--- WRITTEN EXERCISE ---
Please give everything from the line containing "list-item[interactable]: ϟ Everyone" down to the line containing "lightning-bolt-icon: ϟ bbox=[17, 164, 22, 174]" again, swapping "Employee Groups" for "Staff Groups" and leaving the rest of the material unchanged.

--- ENTRIES SUPPLIED ---
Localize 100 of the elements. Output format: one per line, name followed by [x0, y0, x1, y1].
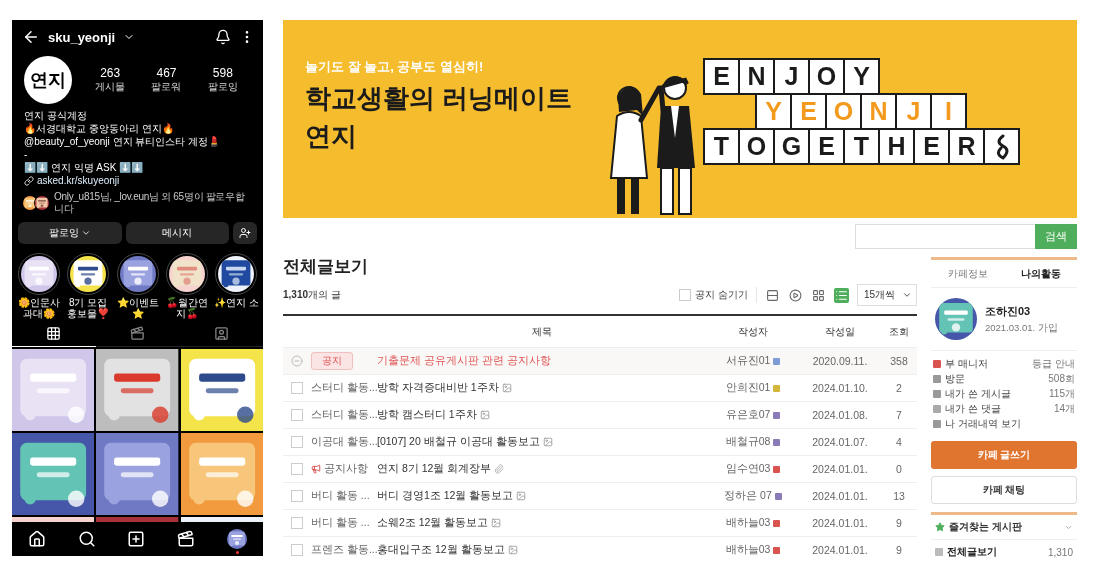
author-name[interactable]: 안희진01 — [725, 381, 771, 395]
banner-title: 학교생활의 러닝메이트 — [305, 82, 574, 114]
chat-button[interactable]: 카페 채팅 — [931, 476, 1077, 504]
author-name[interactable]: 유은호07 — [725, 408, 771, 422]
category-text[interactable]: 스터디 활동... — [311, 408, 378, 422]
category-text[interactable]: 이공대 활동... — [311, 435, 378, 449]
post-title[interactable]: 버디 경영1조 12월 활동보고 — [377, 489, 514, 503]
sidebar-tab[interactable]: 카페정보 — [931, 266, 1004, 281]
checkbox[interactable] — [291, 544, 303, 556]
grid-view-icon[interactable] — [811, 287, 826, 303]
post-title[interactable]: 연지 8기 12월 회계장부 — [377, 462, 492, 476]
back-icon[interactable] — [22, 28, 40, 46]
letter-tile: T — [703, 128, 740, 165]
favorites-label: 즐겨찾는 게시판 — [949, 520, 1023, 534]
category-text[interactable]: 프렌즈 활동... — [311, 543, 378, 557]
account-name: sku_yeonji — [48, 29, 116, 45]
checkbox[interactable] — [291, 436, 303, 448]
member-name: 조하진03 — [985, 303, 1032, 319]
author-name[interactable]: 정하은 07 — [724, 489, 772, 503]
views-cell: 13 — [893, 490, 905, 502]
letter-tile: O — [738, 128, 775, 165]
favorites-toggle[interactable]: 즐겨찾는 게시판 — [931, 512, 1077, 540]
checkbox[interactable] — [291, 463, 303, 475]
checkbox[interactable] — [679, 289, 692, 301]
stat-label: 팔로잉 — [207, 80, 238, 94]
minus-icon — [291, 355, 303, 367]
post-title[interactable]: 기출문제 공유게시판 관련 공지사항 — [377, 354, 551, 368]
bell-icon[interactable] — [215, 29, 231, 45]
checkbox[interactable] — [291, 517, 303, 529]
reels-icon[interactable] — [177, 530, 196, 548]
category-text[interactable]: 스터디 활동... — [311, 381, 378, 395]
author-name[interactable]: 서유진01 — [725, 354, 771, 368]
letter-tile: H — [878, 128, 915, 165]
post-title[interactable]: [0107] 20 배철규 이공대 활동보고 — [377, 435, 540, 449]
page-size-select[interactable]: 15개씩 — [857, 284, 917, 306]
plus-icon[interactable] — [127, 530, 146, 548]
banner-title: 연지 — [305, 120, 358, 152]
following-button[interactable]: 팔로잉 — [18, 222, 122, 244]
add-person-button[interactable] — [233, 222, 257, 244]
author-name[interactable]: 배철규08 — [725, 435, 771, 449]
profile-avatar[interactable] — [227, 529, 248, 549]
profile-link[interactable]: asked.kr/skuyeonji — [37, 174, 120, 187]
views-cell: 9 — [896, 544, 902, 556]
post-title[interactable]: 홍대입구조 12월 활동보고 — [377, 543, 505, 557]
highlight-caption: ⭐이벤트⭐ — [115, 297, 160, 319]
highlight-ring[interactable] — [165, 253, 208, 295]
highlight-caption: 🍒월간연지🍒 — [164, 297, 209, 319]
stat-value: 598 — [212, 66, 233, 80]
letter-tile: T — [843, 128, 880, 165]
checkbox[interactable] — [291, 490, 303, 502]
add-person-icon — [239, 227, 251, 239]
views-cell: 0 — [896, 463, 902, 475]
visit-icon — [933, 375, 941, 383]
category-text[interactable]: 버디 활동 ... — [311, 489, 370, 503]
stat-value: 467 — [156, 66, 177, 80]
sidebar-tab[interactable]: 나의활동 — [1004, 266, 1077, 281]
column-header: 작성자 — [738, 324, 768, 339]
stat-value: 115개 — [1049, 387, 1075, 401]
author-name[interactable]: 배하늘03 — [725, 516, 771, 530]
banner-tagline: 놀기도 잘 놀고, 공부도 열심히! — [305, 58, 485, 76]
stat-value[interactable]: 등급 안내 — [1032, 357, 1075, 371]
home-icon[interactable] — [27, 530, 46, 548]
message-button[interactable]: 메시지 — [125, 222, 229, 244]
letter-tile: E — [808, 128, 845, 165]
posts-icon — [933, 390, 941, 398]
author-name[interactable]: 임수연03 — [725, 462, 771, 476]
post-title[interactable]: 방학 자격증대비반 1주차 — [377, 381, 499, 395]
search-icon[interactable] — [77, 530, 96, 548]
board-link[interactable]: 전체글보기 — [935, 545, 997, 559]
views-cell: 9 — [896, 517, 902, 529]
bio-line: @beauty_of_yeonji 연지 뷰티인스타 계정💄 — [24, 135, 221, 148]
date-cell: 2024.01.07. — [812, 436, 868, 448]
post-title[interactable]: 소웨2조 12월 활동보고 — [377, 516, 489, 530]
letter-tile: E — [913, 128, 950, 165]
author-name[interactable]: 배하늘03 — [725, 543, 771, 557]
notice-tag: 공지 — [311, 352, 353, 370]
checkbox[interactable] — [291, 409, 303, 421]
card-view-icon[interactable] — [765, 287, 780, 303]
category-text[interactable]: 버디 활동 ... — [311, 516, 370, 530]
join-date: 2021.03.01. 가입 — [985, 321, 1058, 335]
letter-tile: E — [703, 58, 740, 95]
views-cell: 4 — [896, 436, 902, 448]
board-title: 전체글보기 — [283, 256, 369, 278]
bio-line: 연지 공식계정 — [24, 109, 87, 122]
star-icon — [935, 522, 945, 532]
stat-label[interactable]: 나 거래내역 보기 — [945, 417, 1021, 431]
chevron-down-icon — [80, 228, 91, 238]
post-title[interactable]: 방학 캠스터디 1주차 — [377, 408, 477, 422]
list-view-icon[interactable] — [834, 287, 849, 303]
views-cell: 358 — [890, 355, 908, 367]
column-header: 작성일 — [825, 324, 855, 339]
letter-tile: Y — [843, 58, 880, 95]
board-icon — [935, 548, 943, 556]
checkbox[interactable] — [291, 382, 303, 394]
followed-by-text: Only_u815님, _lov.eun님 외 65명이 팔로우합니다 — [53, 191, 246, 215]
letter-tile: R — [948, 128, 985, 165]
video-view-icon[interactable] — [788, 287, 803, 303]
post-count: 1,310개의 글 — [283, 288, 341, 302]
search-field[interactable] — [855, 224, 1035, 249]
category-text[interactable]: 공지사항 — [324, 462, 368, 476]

* * *

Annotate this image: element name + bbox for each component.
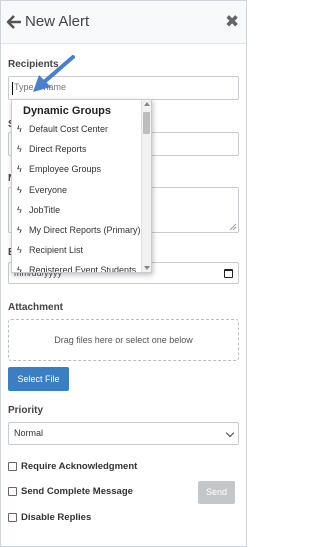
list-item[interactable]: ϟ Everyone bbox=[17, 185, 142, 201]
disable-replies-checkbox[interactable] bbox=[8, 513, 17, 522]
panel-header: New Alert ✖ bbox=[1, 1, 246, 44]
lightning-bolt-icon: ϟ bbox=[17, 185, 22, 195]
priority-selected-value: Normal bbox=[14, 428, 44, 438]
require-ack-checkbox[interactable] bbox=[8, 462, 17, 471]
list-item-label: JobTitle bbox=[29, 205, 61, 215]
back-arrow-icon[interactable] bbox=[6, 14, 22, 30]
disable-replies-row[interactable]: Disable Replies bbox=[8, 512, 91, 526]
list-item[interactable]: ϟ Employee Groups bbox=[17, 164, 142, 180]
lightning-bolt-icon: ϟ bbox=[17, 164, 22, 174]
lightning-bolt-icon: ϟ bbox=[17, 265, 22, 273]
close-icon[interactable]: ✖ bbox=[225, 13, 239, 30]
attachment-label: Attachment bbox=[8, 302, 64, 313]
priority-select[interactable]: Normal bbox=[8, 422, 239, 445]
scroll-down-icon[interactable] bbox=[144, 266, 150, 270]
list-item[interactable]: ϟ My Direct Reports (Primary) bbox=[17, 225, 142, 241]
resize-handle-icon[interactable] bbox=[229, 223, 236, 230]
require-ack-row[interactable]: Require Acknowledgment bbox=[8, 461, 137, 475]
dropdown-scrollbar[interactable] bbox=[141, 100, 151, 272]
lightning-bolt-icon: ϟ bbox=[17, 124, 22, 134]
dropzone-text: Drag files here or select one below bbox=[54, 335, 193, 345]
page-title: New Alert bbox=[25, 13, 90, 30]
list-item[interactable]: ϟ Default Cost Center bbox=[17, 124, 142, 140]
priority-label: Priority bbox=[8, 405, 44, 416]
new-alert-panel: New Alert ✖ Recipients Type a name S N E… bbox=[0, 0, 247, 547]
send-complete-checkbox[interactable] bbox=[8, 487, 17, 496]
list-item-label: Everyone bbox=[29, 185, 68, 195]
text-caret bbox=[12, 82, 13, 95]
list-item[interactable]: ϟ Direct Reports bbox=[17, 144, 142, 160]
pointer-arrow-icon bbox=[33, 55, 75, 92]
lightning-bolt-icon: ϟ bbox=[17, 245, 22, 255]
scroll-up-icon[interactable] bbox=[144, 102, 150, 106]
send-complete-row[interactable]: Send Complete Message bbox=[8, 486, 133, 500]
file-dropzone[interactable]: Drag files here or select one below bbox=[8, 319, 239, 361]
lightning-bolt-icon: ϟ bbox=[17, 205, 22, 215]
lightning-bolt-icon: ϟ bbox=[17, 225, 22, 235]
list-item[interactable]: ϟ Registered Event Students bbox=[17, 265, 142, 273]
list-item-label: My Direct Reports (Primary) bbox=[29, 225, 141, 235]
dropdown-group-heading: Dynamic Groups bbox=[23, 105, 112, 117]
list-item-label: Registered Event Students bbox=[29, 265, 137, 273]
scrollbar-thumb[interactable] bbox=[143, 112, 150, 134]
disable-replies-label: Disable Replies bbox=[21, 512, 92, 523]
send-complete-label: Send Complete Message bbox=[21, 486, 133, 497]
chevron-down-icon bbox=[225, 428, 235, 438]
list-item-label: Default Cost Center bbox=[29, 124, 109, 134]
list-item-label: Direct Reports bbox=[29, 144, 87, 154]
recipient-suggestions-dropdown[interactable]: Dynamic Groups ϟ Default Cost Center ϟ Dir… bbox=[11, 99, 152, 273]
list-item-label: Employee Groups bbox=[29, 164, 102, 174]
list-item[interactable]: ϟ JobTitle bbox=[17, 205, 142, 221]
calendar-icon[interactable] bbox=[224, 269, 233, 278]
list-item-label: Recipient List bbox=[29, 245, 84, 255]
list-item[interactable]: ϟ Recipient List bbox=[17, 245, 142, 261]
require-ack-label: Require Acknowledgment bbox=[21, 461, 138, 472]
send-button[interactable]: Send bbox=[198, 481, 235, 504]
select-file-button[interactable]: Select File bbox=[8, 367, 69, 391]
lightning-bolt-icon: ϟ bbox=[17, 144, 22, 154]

--- RESPONSE TO THE TASK ---
list-item[interactable]: ϟ Everyone bbox=[17, 185, 142, 201]
disable-replies-checkbox[interactable] bbox=[8, 513, 17, 522]
panel-header: New Alert ✖ bbox=[1, 1, 246, 44]
lightning-bolt-icon: ϟ bbox=[17, 185, 22, 195]
priority-selected-value: Normal bbox=[14, 428, 44, 438]
require-ack-checkbox[interactable] bbox=[8, 462, 17, 471]
list-item-label: JobTitle bbox=[29, 205, 61, 215]
back-arrow-icon[interactable] bbox=[6, 14, 22, 30]
disable-replies-row[interactable]: Disable Replies bbox=[8, 512, 91, 526]
list-item[interactable]: ϟ Staff Groups bbox=[17, 164, 142, 180]
lightning-bolt-icon: ϟ bbox=[17, 164, 22, 174]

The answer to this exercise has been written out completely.